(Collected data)
□ □ □ □

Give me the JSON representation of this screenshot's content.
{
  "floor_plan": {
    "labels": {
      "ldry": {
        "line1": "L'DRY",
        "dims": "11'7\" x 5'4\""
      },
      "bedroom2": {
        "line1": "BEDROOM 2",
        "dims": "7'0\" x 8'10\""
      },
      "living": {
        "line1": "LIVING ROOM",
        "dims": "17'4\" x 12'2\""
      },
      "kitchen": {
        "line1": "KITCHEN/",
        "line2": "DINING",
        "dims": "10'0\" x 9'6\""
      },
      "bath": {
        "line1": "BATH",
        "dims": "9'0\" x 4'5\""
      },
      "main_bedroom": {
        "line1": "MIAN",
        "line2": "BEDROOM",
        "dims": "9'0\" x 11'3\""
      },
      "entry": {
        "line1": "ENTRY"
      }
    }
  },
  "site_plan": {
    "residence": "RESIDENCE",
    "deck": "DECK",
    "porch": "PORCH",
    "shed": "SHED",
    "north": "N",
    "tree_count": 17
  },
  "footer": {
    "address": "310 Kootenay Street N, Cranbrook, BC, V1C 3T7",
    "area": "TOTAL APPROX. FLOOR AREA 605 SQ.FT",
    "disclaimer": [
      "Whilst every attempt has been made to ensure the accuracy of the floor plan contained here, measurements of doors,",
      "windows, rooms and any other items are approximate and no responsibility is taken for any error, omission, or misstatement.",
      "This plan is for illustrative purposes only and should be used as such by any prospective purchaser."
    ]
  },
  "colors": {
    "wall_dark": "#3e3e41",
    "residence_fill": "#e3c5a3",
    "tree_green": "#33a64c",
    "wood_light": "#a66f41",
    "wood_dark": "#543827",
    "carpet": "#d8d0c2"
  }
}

□ □ □ □

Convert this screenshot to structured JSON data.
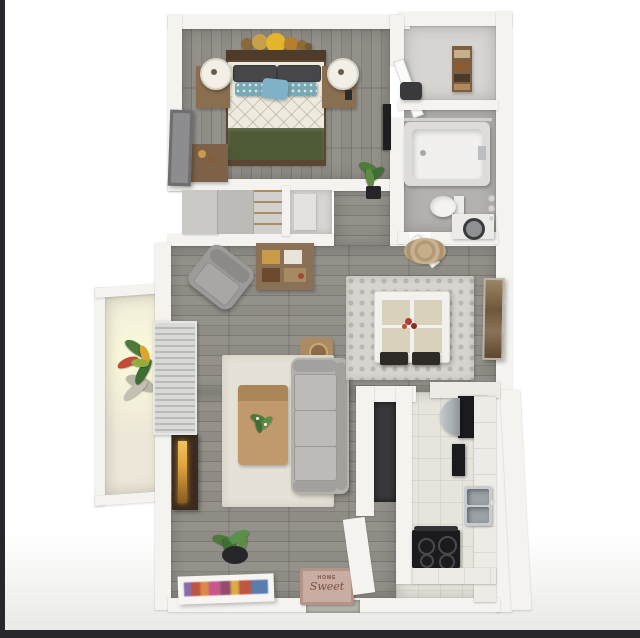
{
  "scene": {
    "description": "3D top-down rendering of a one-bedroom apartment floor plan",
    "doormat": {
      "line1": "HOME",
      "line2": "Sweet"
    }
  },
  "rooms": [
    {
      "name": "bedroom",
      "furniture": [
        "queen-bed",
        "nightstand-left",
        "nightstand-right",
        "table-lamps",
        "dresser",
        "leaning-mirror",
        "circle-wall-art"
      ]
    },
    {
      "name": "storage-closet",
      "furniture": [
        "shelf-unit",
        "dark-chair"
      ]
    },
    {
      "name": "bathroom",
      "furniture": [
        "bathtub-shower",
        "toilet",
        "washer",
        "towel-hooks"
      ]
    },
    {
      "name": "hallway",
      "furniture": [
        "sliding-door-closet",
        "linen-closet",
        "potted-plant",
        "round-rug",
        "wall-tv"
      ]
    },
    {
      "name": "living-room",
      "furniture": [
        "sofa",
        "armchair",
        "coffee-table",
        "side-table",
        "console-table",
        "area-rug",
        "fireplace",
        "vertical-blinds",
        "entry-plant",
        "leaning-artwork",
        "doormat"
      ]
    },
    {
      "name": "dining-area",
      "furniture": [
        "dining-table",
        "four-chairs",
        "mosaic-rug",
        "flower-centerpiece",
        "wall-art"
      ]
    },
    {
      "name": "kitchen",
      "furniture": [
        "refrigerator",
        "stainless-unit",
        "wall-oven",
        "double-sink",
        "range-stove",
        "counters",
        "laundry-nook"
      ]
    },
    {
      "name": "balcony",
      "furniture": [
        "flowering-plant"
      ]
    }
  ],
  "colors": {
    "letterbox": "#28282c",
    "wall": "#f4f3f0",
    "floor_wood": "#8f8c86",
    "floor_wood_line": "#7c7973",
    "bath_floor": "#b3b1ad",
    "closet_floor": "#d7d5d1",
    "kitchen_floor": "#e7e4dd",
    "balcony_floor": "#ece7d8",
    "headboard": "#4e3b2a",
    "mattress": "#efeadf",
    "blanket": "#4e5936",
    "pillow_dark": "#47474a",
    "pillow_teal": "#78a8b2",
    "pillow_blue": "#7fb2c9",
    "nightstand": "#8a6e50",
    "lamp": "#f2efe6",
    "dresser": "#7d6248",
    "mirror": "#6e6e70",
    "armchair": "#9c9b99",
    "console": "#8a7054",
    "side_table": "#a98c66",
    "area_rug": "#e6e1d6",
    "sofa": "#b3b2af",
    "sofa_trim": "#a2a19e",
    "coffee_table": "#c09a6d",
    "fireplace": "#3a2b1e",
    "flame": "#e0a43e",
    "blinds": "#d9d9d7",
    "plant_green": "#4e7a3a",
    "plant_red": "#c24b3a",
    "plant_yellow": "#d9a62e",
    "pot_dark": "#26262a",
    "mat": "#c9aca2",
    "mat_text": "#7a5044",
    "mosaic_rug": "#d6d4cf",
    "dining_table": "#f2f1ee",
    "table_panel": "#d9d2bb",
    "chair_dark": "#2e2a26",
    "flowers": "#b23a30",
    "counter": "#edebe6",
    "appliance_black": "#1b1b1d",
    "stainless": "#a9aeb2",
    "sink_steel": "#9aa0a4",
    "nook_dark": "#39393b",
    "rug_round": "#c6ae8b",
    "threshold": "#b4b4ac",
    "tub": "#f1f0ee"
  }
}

□ □ □ □

Given instruction =>
Copy every line in the listing above where the string "dims" turns up.

Final result =>
        "dims": "11'7\" x 5'4\""
        "dims": "7'0\" x 8'10\""
        "dims": "17'4\" x 12'2\""
        "dims": "10'0\" x 9'6\""
        "dims": "9'0\" x 4'5\""
        "dims": "9'0\" x 11'3\""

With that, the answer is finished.